• **Reading text**:
•••

# Classifying Rubik's Cube Grips



## blade740 (Jan 16, 2012)

Basic Rubik's Cube grips can be defined by the location of each thumb on the cube. We will use an ordered pair of integers to describe this, where 0 translates to a thumb on the D face. This usually means the DL or DR face, but really your thumb can float a bit. 1 means a thumb on F, 2 means a thumb on U. A thumb on the B face can be represented by either -1 or 3, depending on which grip you're coming from. And so on, and so forth. The two most common grips are (1,0), which means the left thumb is on F, and the right thumb is on D, and (1,1), where both thumbs are on the F face. After that, grips that I commonly use are (1,2), which is really just a mirrored verson of (1,0), and (1,-1), which I think of as square-1 grip (along with (1,1)).

Generally your wrists have a range of motion to permit 5 total unique grips, from a -2 grip like (1,-1), to a +2 grip, like (1,3). You can extend further than this in theory, but it puts strain on the wrists (and I've never used an alg that required me to do so). Of course there are also unique grips that aren't as easy to classify with this system, but these are generally specific to individual algorithms. Performing R and L moves changes your grip, as do grip changes (where you pick up your thumb and move it to a different face). 

Once you figure out where the thumb is, it's very easy to see which moves can be easily performed with each hand. With your right hand in a 1 position, you can perform U and D' pull moves. With your left hand in 1, it's U' and D. With your right hand at 0, it's F and B', at -1 (or 3) it's D and U', and I think you can figure it out from there. You can also perform "push" moves in the opposite direction (for example, U' and D with your right hand in the 1 position) You can always perform R and L moves with your wrists, as well as M and M', with either hand, in any grip. Wide turns follow these as well, though they generally require you to shift your thumb a bit. I suppose you could also add E and S, which go along with U and F. There are also moves that can be performed with the thumb (the inverse of the move that can be performed with the index finger in each grip). These wind up with the thumb on the L/R face, which will require a regrip to get back to a standard grip.

•••

• **Exercise task a**: From the post on Rubik's Cube grips, output the passage that begins at the words "# Classifying Rubik's" and stops after the words "(along with (1,1)).", copied verbatim.

•••

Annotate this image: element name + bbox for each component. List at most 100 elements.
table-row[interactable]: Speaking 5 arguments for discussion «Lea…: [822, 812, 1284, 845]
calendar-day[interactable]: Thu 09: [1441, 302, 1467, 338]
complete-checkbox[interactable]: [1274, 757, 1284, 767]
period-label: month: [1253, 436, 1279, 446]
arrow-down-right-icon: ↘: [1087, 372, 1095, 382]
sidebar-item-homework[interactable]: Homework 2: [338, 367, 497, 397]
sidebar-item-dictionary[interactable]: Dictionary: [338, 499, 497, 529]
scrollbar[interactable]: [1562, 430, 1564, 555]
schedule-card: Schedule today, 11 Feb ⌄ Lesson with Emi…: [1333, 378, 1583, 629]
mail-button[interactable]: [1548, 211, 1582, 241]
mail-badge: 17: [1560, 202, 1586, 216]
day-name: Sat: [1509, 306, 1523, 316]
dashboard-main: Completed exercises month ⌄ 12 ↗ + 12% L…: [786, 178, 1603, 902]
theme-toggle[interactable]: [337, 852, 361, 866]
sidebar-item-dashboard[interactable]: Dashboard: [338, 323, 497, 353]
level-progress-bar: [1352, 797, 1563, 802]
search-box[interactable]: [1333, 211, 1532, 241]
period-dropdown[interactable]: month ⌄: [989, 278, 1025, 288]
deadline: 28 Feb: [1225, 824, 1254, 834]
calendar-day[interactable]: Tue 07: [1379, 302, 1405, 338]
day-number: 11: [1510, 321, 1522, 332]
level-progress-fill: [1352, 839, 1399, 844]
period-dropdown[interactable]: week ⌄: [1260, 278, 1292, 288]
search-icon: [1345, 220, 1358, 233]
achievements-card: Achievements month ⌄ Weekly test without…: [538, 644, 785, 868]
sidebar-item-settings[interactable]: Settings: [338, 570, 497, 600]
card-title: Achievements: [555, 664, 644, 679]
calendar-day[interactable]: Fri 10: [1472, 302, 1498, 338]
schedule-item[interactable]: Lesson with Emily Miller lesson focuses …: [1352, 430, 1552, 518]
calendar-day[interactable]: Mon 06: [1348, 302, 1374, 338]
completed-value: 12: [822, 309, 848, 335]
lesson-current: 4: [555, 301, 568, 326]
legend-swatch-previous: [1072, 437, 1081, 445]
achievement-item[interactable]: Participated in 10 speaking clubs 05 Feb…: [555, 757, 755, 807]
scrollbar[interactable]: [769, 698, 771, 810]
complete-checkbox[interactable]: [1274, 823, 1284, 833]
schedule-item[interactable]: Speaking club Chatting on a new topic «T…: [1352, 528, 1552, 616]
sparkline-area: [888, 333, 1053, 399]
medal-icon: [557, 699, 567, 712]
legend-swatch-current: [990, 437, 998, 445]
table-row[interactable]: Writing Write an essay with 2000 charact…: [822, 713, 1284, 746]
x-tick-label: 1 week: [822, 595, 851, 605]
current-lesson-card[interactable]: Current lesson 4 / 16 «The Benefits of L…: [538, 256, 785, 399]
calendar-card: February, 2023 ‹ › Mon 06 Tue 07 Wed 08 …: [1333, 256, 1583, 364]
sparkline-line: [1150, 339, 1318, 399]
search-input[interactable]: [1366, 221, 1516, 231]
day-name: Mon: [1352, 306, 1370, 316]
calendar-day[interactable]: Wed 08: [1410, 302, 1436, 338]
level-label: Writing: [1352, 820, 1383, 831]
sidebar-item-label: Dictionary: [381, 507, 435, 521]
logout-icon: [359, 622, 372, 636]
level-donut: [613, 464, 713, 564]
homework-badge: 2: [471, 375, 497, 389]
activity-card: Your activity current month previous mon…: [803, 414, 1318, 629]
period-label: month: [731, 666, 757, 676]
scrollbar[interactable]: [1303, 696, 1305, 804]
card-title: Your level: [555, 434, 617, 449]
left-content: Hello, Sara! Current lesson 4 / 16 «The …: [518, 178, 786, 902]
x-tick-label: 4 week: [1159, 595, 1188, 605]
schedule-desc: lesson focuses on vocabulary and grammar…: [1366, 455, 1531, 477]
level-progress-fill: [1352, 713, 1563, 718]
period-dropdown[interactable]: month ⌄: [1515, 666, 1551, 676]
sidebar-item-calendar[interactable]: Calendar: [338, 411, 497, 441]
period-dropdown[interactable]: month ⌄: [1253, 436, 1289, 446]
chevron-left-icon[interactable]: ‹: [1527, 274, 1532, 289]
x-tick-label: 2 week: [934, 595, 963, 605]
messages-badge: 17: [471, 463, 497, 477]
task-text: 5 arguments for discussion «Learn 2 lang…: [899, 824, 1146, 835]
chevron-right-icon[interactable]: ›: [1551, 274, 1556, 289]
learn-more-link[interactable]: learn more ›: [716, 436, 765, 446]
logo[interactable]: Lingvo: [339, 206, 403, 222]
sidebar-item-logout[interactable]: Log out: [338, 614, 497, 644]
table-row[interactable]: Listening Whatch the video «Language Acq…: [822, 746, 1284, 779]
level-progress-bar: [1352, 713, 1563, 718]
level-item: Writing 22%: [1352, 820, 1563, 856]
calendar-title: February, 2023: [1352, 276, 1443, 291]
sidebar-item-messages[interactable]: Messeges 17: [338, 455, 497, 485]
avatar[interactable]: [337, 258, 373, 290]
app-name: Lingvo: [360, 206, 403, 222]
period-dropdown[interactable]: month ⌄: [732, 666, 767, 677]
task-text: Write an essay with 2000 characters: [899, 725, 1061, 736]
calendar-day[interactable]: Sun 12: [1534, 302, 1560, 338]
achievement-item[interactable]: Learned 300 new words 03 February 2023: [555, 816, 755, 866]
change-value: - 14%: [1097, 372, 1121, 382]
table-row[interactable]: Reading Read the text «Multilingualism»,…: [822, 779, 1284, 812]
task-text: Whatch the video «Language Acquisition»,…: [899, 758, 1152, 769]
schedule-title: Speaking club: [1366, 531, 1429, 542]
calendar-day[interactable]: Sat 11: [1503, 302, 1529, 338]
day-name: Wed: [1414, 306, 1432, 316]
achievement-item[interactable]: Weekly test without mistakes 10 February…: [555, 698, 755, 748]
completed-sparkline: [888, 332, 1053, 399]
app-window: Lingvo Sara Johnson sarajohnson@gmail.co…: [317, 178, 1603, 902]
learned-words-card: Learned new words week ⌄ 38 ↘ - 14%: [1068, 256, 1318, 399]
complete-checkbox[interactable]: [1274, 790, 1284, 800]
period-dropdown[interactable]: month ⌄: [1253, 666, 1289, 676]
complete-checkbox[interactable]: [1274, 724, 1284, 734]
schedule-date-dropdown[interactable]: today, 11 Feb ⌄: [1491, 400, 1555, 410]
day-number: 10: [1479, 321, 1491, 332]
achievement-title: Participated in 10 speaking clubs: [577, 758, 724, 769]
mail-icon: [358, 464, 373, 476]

•••

• **Exercise task b**: Return these lines of the records verbatim, beginning at the start of the records and stopping after the line that contains "search-box[interactable]: [1333, 211, 1532, 241]".

• **Expected output a**:
# Classifying Rubik's Cube Grips



## blade740 (Jan 16, 2012)

Basic Rubik's Cube grips can be defined by the location of each thumb on the cube. We will use an ordered pair of integers to describe this, where 0 translates to a thumb on the D face. This usually means the DL or DR face, but really your thumb can float a bit. 1 means a thumb on F, 2 means a thumb on U. A thumb on the B face can be represented by either -1 or 3, depending on which grip you're coming from. And so on, and so forth. The two most common grips are (1,0), which means the left thumb is on F, and the right thumb is on D, and (1,1), where both thumbs are on the F face. After that, grips that I commonly use are (1,2), which is really just a mirrored verson of (1,0), and (1,-1), which I think of as square-1 grip (along with (1,1)).

• **Expected output b**:
Annotate this image: element name + bbox for each component. List at most 100 elements.
table-row[interactable]: Speaking 5 arguments for discussion «Lea…: [822, 812, 1284, 845]
calendar-day[interactable]: Thu 09: [1441, 302, 1467, 338]
complete-checkbox[interactable]: [1274, 757, 1284, 767]
period-label: month: [1253, 436, 1279, 446]
arrow-down-right-icon: ↘: [1087, 372, 1095, 382]
sidebar-item-homework[interactable]: Homework 2: [338, 367, 497, 397]
sidebar-item-dictionary[interactable]: Dictionary: [338, 499, 497, 529]
scrollbar[interactable]: [1562, 430, 1564, 555]
schedule-card: Schedule today, 11 Feb ⌄ Lesson with Emi…: [1333, 378, 1583, 629]
mail-button[interactable]: [1548, 211, 1582, 241]
mail-badge: 17: [1560, 202, 1586, 216]
day-name: Sat: [1509, 306, 1523, 316]
dashboard-main: Completed exercises month ⌄ 12 ↗ + 12% L…: [786, 178, 1603, 902]
theme-toggle[interactable]: [337, 852, 361, 866]
sidebar-item-dashboard[interactable]: Dashboard: [338, 323, 497, 353]
level-progress-bar: [1352, 797, 1563, 802]
search-box[interactable]: [1333, 211, 1532, 241]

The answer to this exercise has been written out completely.